QUOTED PASSAGE
So yesterday was day one of the Core Shamanism workshop. We went over basic techniques and theory, and did a series of guided and individual journeys.
Is the landscape the realm of a spirit world? Is it a place in my own imagination? It doesn't matter. The answers are just as real.
One exercise was to journey to find an answer for a partner's question. We partnered up with people we don't know. Since I didn't know any of them, that was not a great challenge. There were a couple of couples that came together.
My partner was having difficulty with it. She was starting to get it, but was having a hard time. Her question was what would help her get better at it.
I came back with a number of images and small scenes that had played out. They included her two children, her grandmother's home in Lithuania, recent changes in her son's behavior, her own confusion about her career, and ended with a long needle--she's studying accupuncture, it turns out. She told me what the individual images meant, and I helped her put them together. She needed to use the journeying to help mend people, including her relationship with her children.
The images I came back with would be utterly meaningless to anyon else. I certainly didn't know what they meant until she explained them. But they were part of her answer. I described elements that were exactly right.
The small, square cottage with the garden in the back. The open well with the pitched roof over it and the crank handle to haul up the bucket. -- She had taken her daughter to visit her grandmother's little cottage, complete with garden and well as described. Other parts were equally vivid and no less true to her.

RECORD EXTRACTS
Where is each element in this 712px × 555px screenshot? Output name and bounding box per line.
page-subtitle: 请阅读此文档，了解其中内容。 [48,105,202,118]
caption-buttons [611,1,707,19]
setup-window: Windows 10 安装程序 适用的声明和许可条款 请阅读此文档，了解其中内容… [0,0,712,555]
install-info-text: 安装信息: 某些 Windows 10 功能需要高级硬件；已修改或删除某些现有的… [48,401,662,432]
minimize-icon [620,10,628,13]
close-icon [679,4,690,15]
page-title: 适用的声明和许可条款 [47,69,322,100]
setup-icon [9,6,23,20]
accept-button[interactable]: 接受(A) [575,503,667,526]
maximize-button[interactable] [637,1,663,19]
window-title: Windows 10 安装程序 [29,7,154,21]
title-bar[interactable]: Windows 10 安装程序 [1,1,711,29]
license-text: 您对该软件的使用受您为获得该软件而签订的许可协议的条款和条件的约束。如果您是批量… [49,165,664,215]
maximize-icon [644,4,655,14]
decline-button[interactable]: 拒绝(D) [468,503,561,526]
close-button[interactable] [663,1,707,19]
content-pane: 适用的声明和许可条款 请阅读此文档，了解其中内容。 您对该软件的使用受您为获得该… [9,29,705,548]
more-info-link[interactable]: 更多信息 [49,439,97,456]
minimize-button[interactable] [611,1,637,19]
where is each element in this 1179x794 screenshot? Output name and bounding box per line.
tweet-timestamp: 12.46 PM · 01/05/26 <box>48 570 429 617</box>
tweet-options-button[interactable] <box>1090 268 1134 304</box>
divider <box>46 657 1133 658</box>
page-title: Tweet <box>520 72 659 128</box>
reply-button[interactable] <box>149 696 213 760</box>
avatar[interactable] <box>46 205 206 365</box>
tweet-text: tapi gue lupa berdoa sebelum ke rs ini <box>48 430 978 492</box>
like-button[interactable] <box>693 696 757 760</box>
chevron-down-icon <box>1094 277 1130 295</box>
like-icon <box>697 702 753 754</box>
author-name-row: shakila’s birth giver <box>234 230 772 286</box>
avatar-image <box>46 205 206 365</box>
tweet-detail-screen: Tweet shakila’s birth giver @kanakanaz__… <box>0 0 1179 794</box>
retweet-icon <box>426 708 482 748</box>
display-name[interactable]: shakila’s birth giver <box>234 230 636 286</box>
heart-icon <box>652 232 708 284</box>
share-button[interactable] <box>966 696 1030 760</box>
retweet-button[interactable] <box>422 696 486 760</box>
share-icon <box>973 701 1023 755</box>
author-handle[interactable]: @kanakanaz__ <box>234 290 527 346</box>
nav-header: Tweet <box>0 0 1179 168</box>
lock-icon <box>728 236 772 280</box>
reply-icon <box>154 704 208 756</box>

REQUIREMENT 1
Reproduce the passage of the shamanism workshop post from "One exercise was" to "better at it.".
REQUIREMENT 2
Answer these questions about the shamanism workshop post:
(a) In what country was the partner's grandmother's home?
(b) What question did the partner ask?
(c) What was over the open well?

EXERCISE RESPONSE 1
One exercise was to journey to find an answer for a partner's question. We partnered up with people we don't know. Since I didn't know any of them, that was not a great challenge. There were a couple of couples that came together.
My partner was having difficulty with it. She was starting to get it, but was having a hard time. Her question was what would help her get better at it.

EXERCISE RESPONSE 2
(a) Lithuania
(b) What would help her get better at journeying
(c) A pitched roof